### Stated task:
Can you write out all of the material below, word for word?

### Working data:
^^^^^^^^
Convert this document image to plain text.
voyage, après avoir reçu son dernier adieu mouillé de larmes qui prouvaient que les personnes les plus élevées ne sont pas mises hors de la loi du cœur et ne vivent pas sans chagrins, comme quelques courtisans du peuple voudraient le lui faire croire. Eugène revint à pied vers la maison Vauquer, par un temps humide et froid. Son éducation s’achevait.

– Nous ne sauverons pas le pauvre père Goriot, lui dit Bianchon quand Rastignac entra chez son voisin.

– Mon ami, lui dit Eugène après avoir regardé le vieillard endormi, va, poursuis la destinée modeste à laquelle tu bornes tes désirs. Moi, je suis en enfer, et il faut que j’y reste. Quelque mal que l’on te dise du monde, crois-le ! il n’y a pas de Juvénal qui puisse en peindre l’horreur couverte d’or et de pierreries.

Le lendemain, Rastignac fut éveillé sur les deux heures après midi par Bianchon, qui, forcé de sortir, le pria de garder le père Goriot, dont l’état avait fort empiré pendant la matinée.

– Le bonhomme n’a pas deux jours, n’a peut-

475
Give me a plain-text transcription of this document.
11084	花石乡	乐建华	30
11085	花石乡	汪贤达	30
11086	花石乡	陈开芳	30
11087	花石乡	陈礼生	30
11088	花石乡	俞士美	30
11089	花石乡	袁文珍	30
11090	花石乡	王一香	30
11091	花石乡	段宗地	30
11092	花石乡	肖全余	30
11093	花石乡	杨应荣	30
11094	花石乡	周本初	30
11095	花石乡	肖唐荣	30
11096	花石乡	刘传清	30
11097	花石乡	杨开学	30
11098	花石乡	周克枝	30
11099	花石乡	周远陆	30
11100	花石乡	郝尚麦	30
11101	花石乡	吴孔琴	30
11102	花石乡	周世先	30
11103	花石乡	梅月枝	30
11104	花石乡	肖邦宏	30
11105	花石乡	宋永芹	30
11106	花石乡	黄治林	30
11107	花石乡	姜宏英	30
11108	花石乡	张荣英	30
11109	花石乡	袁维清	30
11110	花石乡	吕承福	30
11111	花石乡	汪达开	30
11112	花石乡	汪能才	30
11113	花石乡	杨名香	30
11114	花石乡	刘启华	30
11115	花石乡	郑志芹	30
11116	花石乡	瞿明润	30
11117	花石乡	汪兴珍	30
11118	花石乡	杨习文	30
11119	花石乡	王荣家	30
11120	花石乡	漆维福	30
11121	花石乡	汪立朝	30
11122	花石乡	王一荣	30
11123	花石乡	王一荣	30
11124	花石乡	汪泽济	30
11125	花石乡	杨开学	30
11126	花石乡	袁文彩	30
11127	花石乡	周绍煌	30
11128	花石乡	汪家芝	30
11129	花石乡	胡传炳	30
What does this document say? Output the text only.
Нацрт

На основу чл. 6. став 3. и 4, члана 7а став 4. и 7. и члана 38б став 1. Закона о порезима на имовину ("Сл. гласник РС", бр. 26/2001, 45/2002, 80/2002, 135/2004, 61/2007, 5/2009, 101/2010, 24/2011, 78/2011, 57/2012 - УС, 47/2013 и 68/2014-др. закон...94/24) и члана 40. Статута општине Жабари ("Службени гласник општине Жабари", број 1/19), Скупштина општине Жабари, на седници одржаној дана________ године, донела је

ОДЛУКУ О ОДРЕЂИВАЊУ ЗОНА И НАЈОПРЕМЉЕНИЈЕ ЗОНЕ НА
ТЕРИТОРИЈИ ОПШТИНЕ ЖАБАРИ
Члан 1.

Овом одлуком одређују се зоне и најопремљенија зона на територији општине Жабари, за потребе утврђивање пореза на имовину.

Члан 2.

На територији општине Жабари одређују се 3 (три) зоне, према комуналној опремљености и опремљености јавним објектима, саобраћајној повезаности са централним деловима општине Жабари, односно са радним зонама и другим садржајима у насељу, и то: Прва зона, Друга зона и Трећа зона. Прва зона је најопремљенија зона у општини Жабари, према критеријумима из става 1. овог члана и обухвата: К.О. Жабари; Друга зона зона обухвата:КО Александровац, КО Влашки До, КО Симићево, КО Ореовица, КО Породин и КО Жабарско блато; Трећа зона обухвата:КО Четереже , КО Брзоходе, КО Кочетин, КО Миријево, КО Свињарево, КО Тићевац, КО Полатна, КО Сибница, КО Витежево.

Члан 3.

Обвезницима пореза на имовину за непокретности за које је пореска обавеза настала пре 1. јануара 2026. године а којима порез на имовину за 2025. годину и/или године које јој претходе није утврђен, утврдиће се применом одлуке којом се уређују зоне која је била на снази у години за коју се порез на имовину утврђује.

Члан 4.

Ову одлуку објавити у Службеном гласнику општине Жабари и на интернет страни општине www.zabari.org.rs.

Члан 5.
^^^^^^^^
### Answer for the task:
Convert this document image to plain text.
voyage, après avoir reçu son dernier adieu mouillé de larmes qui prouvaient que les personnes les plus élevées ne sont pas mises hors de la loi du cœur et ne vivent pas sans chagrins, comme quelques courtisans du peuple voudraient le lui faire croire. Eugène revint à pied vers la maison Vauquer, par un temps humide et froid. Son éducation s’achevait.

– Nous ne sauverons pas le pauvre père Goriot, lui dit Bianchon quand Rastignac entra chez son voisin.

– Mon ami, lui dit Eugène après avoir regardé le vieillard endormi, va, poursuis la destinée modeste à laquelle tu bornes tes désirs. Moi, je suis en enfer, et il faut que j’y reste. Quelque mal que l’on te dise du monde, crois-le ! il n’y a pas de Juvénal qui puisse en peindre l’horreur couverte d’or et de pierreries.

Le lendemain, Rastignac fut éveillé sur les deux heures après midi par Bianchon, qui, forcé de sortir, le pria de garder le père Goriot, dont l’état avait fort empiré pendant la matinée.

– Le bonhomme n’a pas deux jours, n’a peut-

475
Give me a plain-text transcription of this document.
11084	花石乡	乐建华	30
11085	花石乡	汪贤达	30
11086	花石乡	陈开芳	30
11087	花石乡	陈礼生	30
11088	花石乡	俞士美	30
11089	花石乡	袁文珍	30
11090	花石乡	王一香	30
11091	花石乡	段宗地	30
11092	花石乡	肖全余	30
11093	花石乡	杨应荣	30
11094	花石乡	周本初	30
11095	花石乡	肖唐荣	30
11096	花石乡	刘传清	30
11097	花石乡	杨开学	30
11098	花石乡	周克枝	30
11099	花石乡	周远陆	30
11100	花石乡	郝尚麦	30
11101	花石乡	吴孔琴	30
11102	花石乡	周世先	30
11103	花石乡	梅月枝	30
11104	花石乡	肖邦宏	30
11105	花石乡	宋永芹	30
11106	花石乡	黄治林	30
11107	花石乡	姜宏英	30
11108	花石乡	张荣英	30
11109	花石乡	袁维清	30
11110	花石乡	吕承福	30
11111	花石乡	汪达开	30
11112	花石乡	汪能才	30
11113	花石乡	杨名香	30
11114	花石乡	刘启华	30
11115	花石乡	郑志芹	30
11116	花石乡	瞿明润	30
11117	花石乡	汪兴珍	30
11118	花石乡	杨习文	30
11119	花石乡	王荣家	30
11120	花石乡	漆维福	30
11121	花石乡	汪立朝	30
11122	花石乡	王一荣	30
11123	花石乡	王一荣	30
11124	花石乡	汪泽济	30
11125	花石乡	杨开学	30
11126	花石乡	袁文彩	30
11127	花石乡	周绍煌	30
11128	花石乡	汪家芝	30
11129	花石乡	胡传炳	30
What does this document say? Output the text only.
Нацрт

На основу чл. 6. став 3. и 4, члана 7а став 4. и 7. и члана 38б став 1. Закона о порезима на имовину ("Сл. гласник РС", бр. 26/2001, 45/2002, 80/2002, 135/2004, 61/2007, 5/2009, 101/2010, 24/2011, 78/2011, 57/2012 - УС, 47/2013 и 68/2014-др. закон...94/24) и члана 40. Статута општине Жабари ("Службени гласник општине Жабари", број 1/19), Скупштина општине Жабари, на седници одржаној дана________ године, донела је

ОДЛУКУ О ОДРЕЂИВАЊУ ЗОНА И НАЈОПРЕМЉЕНИЈЕ ЗОНЕ НА
ТЕРИТОРИЈИ ОПШТИНЕ ЖАБАРИ
Члан 1.

Овом одлуком одређују се зоне и најопремљенија зона на територији општине Жабари, за потребе утврђивање пореза на имовину.

Члан 2.

На територији општине Жабари одређују се 3 (три) зоне, према комуналној опремљености и опремљености јавним објектима, саобраћајној повезаности са централним деловима општине Жабари, односно са радним зонама и другим садржајима у насељу, и то: Прва зона, Друга зона и Трећа зона. Прва зона је најопремљенија зона у општини Жабари, према критеријумима из става 1. овог члана и обухвата: К.О. Жабари; Друга зона зона обухвата:КО Александровац, КО Влашки До, КО Симићево, КО Ореовица, КО Породин и КО Жабарско блато; Трећа зона обухвата:КО Четереже , КО Брзоходе, КО Кочетин, КО Миријево, КО Свињарево, КО Тићевац, КО Полатна, КО Сибница, КО Витежево.

Члан 3.

Обвезницима пореза на имовину за непокретности за које је пореска обавеза настала пре 1. јануара 2026. године а којима порез на имовину за 2025. годину и/или године које јој претходе није утврђен, утврдиће се применом одлуке којом се уређују зоне која је била на снази у години за коју се порез на имовину утврђује.

Члан 4.

Ову одлуку објавити у Службеном гласнику општине Жабари и на интернет страни општине www.zabari.org.rs.

Члан 5.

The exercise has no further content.